▶ [DATA IN THIS EXERCISE]:

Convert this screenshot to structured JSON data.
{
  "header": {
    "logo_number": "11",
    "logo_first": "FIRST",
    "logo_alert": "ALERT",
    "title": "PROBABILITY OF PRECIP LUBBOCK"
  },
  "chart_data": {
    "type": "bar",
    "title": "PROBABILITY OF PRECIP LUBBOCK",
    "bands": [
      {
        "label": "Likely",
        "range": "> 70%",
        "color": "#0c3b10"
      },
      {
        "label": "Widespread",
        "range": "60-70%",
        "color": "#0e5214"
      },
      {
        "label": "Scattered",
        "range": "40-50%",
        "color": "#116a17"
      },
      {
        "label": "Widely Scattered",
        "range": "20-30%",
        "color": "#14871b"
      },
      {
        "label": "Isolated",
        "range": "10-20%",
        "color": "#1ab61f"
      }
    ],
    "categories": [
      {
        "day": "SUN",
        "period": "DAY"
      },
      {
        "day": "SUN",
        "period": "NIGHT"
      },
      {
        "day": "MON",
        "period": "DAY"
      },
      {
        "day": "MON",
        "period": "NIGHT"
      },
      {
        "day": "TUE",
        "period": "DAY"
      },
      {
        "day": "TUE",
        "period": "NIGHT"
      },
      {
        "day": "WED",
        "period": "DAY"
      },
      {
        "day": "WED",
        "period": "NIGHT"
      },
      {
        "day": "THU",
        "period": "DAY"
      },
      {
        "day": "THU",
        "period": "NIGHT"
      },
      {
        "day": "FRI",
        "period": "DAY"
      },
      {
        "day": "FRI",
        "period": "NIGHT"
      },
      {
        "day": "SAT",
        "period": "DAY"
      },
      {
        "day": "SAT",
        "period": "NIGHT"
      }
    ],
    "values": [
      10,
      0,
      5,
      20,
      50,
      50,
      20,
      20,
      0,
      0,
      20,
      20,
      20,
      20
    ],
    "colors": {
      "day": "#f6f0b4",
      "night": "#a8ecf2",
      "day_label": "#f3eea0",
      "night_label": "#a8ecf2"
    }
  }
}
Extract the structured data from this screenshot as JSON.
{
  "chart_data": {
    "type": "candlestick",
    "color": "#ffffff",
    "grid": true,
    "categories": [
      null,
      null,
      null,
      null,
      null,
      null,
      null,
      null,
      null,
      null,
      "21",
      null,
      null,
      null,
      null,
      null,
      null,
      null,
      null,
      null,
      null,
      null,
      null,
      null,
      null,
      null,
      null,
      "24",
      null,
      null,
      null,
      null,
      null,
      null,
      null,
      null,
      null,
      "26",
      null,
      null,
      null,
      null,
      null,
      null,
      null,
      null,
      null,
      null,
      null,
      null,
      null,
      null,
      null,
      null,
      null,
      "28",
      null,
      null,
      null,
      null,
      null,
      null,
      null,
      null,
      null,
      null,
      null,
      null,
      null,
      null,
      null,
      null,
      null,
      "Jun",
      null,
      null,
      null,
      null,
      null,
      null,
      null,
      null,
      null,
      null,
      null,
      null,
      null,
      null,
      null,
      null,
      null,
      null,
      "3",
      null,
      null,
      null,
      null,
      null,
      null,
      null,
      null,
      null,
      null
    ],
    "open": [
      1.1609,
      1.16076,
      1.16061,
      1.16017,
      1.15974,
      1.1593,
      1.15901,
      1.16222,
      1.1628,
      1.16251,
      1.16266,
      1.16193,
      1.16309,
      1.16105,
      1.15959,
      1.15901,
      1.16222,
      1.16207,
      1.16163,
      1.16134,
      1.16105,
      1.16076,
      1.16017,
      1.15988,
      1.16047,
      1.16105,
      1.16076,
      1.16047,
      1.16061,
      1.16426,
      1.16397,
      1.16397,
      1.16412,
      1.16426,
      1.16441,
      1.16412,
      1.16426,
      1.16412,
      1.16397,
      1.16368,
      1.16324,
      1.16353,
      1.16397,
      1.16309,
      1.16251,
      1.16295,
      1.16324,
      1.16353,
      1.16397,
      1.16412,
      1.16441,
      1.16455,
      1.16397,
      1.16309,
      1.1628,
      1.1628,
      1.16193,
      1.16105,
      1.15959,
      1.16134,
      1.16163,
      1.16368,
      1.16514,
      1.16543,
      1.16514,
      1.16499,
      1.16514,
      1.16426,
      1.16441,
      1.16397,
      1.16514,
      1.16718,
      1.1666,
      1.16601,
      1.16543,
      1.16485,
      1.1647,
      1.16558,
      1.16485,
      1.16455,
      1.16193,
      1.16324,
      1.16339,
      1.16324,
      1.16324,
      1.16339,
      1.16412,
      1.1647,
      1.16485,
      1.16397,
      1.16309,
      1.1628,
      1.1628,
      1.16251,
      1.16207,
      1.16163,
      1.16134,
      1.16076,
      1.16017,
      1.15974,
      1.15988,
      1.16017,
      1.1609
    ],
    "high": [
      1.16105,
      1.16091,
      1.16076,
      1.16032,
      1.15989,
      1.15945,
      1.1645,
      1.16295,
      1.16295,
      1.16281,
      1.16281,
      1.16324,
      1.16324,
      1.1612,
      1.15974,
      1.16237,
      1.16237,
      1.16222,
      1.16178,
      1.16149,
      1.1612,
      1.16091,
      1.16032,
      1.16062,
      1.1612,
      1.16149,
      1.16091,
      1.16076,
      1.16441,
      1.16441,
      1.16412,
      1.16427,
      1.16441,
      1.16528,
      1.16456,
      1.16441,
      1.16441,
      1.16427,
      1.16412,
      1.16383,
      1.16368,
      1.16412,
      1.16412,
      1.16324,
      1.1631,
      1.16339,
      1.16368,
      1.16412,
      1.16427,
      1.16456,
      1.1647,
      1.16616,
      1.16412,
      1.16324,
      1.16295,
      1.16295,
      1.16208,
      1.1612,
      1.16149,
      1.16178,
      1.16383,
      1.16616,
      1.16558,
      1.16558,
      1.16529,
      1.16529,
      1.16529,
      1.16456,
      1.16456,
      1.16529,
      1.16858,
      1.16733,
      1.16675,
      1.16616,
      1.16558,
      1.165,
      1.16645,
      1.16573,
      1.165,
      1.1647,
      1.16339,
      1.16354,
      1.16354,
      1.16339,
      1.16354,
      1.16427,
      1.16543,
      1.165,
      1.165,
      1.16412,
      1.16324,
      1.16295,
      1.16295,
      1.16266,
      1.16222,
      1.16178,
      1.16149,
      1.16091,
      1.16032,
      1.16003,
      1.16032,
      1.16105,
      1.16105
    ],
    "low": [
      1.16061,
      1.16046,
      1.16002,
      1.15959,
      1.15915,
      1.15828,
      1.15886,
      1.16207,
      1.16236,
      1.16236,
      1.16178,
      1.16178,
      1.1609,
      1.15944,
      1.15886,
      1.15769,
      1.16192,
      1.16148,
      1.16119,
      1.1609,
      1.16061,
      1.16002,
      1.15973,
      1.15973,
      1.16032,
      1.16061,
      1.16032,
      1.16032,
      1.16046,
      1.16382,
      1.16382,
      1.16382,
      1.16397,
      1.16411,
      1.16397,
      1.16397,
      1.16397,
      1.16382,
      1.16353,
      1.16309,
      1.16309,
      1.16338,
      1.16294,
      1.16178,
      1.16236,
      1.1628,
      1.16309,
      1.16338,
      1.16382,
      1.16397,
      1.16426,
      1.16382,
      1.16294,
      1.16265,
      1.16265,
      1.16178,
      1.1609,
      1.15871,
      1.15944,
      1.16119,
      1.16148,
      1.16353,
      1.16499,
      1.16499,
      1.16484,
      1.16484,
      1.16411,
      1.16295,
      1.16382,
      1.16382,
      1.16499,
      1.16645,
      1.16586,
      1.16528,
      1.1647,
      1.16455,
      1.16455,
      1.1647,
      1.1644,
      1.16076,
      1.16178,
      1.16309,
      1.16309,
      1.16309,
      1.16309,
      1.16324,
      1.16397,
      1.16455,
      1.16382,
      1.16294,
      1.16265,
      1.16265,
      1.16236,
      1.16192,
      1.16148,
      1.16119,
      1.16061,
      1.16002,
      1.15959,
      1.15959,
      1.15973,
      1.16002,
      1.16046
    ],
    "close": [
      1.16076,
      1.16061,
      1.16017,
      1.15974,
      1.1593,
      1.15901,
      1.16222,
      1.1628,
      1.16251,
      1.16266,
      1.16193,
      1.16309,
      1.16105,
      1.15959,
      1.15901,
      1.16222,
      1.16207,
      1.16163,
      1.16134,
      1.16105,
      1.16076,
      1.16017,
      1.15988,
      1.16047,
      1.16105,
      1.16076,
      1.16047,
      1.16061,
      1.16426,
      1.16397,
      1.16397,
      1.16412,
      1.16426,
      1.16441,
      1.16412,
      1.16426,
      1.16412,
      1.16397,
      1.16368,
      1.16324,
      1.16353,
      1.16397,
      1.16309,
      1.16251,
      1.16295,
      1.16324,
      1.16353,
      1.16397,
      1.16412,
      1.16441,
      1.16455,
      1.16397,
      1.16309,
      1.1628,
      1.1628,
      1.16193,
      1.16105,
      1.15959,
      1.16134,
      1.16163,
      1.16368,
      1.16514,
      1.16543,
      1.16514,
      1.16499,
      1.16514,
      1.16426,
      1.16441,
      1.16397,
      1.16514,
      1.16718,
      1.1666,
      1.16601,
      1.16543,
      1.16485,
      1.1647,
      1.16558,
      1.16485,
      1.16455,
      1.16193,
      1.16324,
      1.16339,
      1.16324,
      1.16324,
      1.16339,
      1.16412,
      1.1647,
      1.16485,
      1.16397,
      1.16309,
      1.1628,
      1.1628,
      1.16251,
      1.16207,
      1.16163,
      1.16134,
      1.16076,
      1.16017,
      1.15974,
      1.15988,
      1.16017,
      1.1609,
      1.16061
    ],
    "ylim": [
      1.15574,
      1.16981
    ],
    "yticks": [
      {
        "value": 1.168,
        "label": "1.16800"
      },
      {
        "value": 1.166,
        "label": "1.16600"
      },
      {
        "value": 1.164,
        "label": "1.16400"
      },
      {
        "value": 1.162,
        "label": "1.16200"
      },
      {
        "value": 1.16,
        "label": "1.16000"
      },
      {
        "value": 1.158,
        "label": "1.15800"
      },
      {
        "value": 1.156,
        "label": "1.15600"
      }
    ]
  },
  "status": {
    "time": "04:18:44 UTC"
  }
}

▶ [WHAT IS EXPECTED]: Looking at the records above, count the lines where the word "PROBABILITY" appears. State only the number.

▶ [PROBLEM SOLUTION]: 2